## DIRECTIONS
Skip any picture you find and retype all the remaining lines exactly.

## DATA EXTRACT

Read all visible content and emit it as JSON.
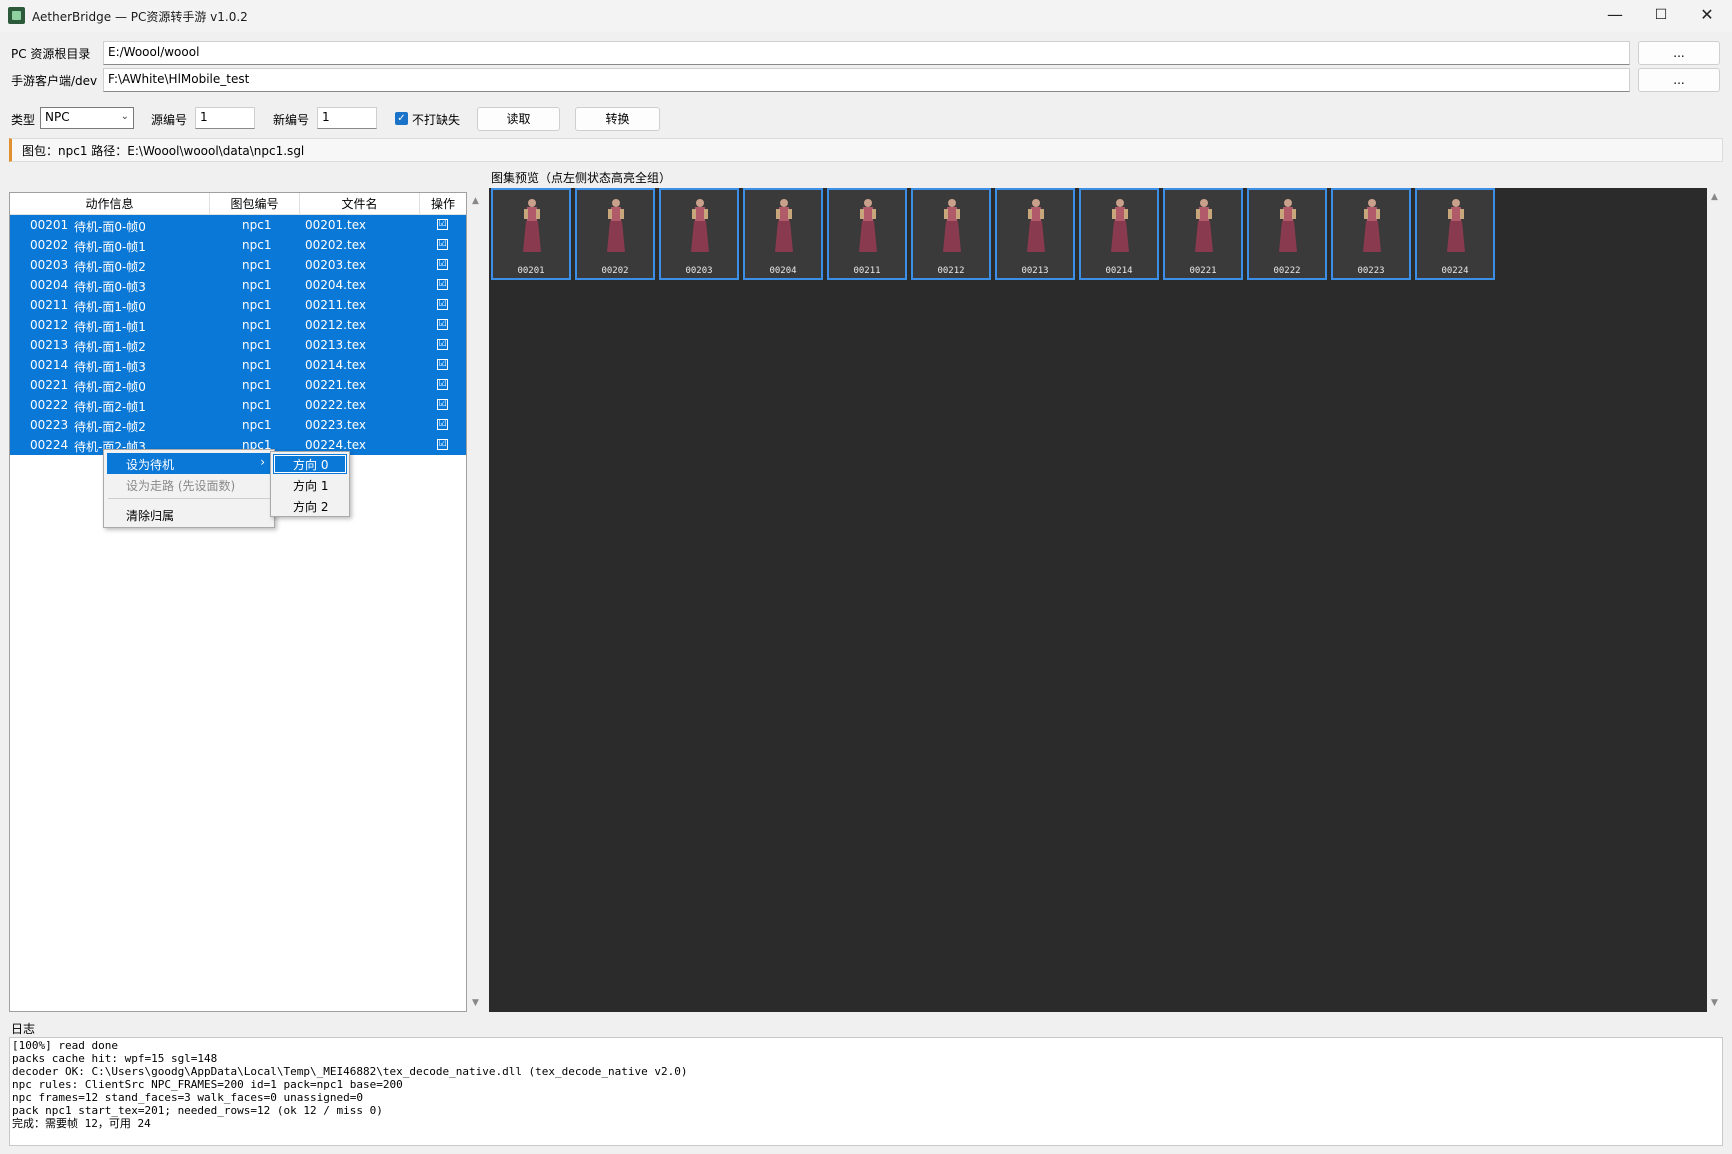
{
  "window": {
    "title": "AetherBridge — PC资源转手游  v1.0.2",
    "minimize": "—",
    "maximize": "☐",
    "close": "✕"
  },
  "paths": {
    "pc_label": "PC 资源根目录",
    "pc_value": "E:/Woool/woool",
    "mobile_label": "手游客户端/dev",
    "mobile_value": "F:\\AWhite\\HlMobile_test",
    "browse_label": "..."
  },
  "controls": {
    "type_label": "类型",
    "type_value": "NPC",
    "src_label": "源编号",
    "src_value": "1",
    "new_label": "新编号",
    "new_value": "1",
    "checkbox_label": "不打缺失",
    "checkbox_checked": true,
    "read_label": "读取",
    "convert_label": "转换"
  },
  "info": "图包：npc1    路径：E:\\Woool\\woool\\data\\npc1.sgl",
  "table": {
    "headers": [
      "动作信息",
      "图包编号",
      "文件名",
      "操作"
    ],
    "rows": [
      {
        "id": "00201",
        "action": "待机-面0-帧0",
        "pack": "npc1",
        "file": "00201.tex",
        "op": "☑"
      },
      {
        "id": "00202",
        "action": "待机-面0-帧1",
        "pack": "npc1",
        "file": "00202.tex",
        "op": "☑"
      },
      {
        "id": "00203",
        "action": "待机-面0-帧2",
        "pack": "npc1",
        "file": "00203.tex",
        "op": "☑"
      },
      {
        "id": "00204",
        "action": "待机-面0-帧3",
        "pack": "npc1",
        "file": "00204.tex",
        "op": "☑"
      },
      {
        "id": "00211",
        "action": "待机-面1-帧0",
        "pack": "npc1",
        "file": "00211.tex",
        "op": "☑"
      },
      {
        "id": "00212",
        "action": "待机-面1-帧1",
        "pack": "npc1",
        "file": "00212.tex",
        "op": "☑"
      },
      {
        "id": "00213",
        "action": "待机-面1-帧2",
        "pack": "npc1",
        "file": "00213.tex",
        "op": "☑"
      },
      {
        "id": "00214",
        "action": "待机-面1-帧3",
        "pack": "npc1",
        "file": "00214.tex",
        "op": "☑"
      },
      {
        "id": "00221",
        "action": "待机-面2-帧0",
        "pack": "npc1",
        "file": "00221.tex",
        "op": "☑"
      },
      {
        "id": "00222",
        "action": "待机-面2-帧1",
        "pack": "npc1",
        "file": "00222.tex",
        "op": "☑"
      },
      {
        "id": "00223",
        "action": "待机-面2-帧2",
        "pack": "npc1",
        "file": "00223.tex",
        "op": "☑"
      },
      {
        "id": "00224",
        "action": "待机-面2-帧3",
        "pack": "npc1",
        "file": "00224.tex",
        "op": "☑"
      }
    ]
  },
  "preview": {
    "label": "图集预览（点左侧状态高亮全组）",
    "thumbs": [
      "00201",
      "00202",
      "00203",
      "00204",
      "00211",
      "00212",
      "00213",
      "00214",
      "00221",
      "00222",
      "00223",
      "00224"
    ]
  },
  "context_menu": {
    "items": [
      "设为待机",
      "设为走路 (先设面数)",
      "清除归属"
    ],
    "submenu_arrow": "›",
    "submenu": [
      "方向 0",
      "方向 1",
      "方向 2"
    ]
  },
  "log": {
    "label": "日志",
    "lines": [
      "[100%] read done",
      "packs cache hit: wpf=15 sgl=148",
      "decoder OK: C:\\Users\\goodg\\AppData\\Local\\Temp\\_MEI46882\\tex_decode_native.dll (tex_decode_native v2.0)",
      "npc rules: ClientSrc NPC_FRAMES=200 id=1 pack=npc1 base=200",
      "npc frames=12 stand_faces=3 walk_faces=0 unassigned=0",
      "pack npc1 start_tex=201; needed_rows=12 (ok 12 / miss 0)",
      "完成：需要帧 12，可用 24"
    ]
  },
  "colors": {
    "selection": "#0a78d7",
    "preview_bg": "#2b2b2b",
    "thumb_border": "#3c8fe6",
    "accent_strip": "#e09030"
  },
  "icons": {
    "app": "app-icon",
    "dropdown": "chevron-down-icon",
    "scroll_up": "scroll-up-icon",
    "scroll_down": "scroll-down-icon"
  }
}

## RESPONSE
Read all visible content and emit it as JSON.
{
  "window": {
    "title": "AetherBridge — PC资源转手游  v1.0.2",
    "minimize": "—",
    "maximize": "☐",
    "close": "✕"
  },
  "paths": {
    "pc_label": "PC 资源根目录",
    "pc_value": "E:/Woool/woool",
    "mobile_label": "手游客户端/dev",
    "mobile_value": "F:\\AWhite\\HlMobile_test",
    "browse_label": "..."
  },
  "controls": {
    "type_label": "类型",
    "type_value": "NPC",
    "src_label": "源编号",
    "src_value": "1",
    "new_label": "新编号",
    "new_value": "1",
    "checkbox_label": "不打缺失",
    "checkbox_checked": true,
    "read_label": "读取",
    "convert_label": "转换"
  },
  "info": "图包：npc1    路径：E:\\Woool\\woool\\data\\npc1.sgl",
  "table": {
    "headers": [
      "动作信息",
      "图包编号",
      "文件名",
      "操作"
    ],
    "rows": [
      {
        "id": "00201",
        "action": "待机-面0-帧0",
        "pack": "npc1",
        "file": "00201.tex",
        "op": "☑"
      },
      {
        "id": "00202",
        "action": "待机-面0-帧1",
        "pack": "npc1",
        "file": "00202.tex",
        "op": "☑"
      },
      {
        "id": "00203",
        "action": "待机-面0-帧2",
        "pack": "npc1",
        "file": "00203.tex",
        "op": "☑"
      },
      {
        "id": "00204",
        "action": "待机-面0-帧3",
        "pack": "npc1",
        "file": "00204.tex",
        "op": "☑"
      },
      {
        "id": "00211",
        "action": "待机-面1-帧0",
        "pack": "npc1",
        "file": "00211.tex",
        "op": "☑"
      },
      {
        "id": "00212",
        "action": "待机-面1-帧1",
        "pack": "npc1",
        "file": "00212.tex",
        "op": "☑"
      },
      {
        "id": "00213",
        "action": "待机-面1-帧2",
        "pack": "npc1",
        "file": "00213.tex",
        "op": "☑"
      },
      {
        "id": "00214",
        "action": "待机-面1-帧3",
        "pack": "npc1",
        "file": "00214.tex",
        "op": "☑"
      },
      {
        "id": "00221",
        "action": "待机-面2-帧0",
        "pack": "npc1",
        "file": "00221.tex",
        "op": "☑"
      },
      {
        "id": "00222",
        "action": "待机-面2-帧1",
        "pack": "npc1",
        "file": "00222.tex",
        "op": "☑"
      },
      {
        "id": "00223",
        "action": "待机-面2-帧2",
        "pack": "npc1",
        "file": "00223.tex",
        "op": "☑"
      },
      {
        "id": "00224",
        "action": "待机-面2-帧3",
        "pack": "npc1",
        "file": "00224.tex",
        "op": "☑"
      }
    ]
  },
  "preview": {
    "label": "图集预览（点左侧状态高亮全组）",
    "thumbs": [
      "00201",
      "00202",
      "00203",
      "00204",
      "00211",
      "00212",
      "00213",
      "00214",
      "00221",
      "00222",
      "00223",
      "00224"
    ]
  },
  "context_menu": {
    "items": [
      "设为待机",
      "设为走路 (先设面数)",
      "清除归属"
    ],
    "submenu_arrow": "›",
    "submenu": [
      "方向 0",
      "方向 1",
      "方向 2"
    ]
  },
  "log": {
    "label": "日志",
    "lines": [
      "[100%] read done",
      "packs cache hit: wpf=15 sgl=148",
      "decoder OK: C:\\Users\\goodg\\AppData\\Local\\Temp\\_MEI46882\\tex_decode_native.dll (tex_decode_native v2.0)",
      "npc rules: ClientSrc NPC_FRAMES=200 id=1 pack=npc1 base=200",
      "npc frames=12 stand_faces=3 walk_faces=0 unassigned=0",
      "pack npc1 start_tex=201; needed_rows=12 (ok 12 / miss 0)",
      "完成：需要帧 12，可用 24"
    ]
  },
  "colors": {
    "selection": "#0a78d7",
    "preview_bg": "#2b2b2b",
    "thumb_border": "#3c8fe6",
    "accent_strip": "#e09030"
  },
  "icons": {
    "app": "app-icon",
    "dropdown": "chevron-down-icon",
    "scroll_up": "scroll-up-icon",
    "scroll_down": "scroll-down-icon"
  }
}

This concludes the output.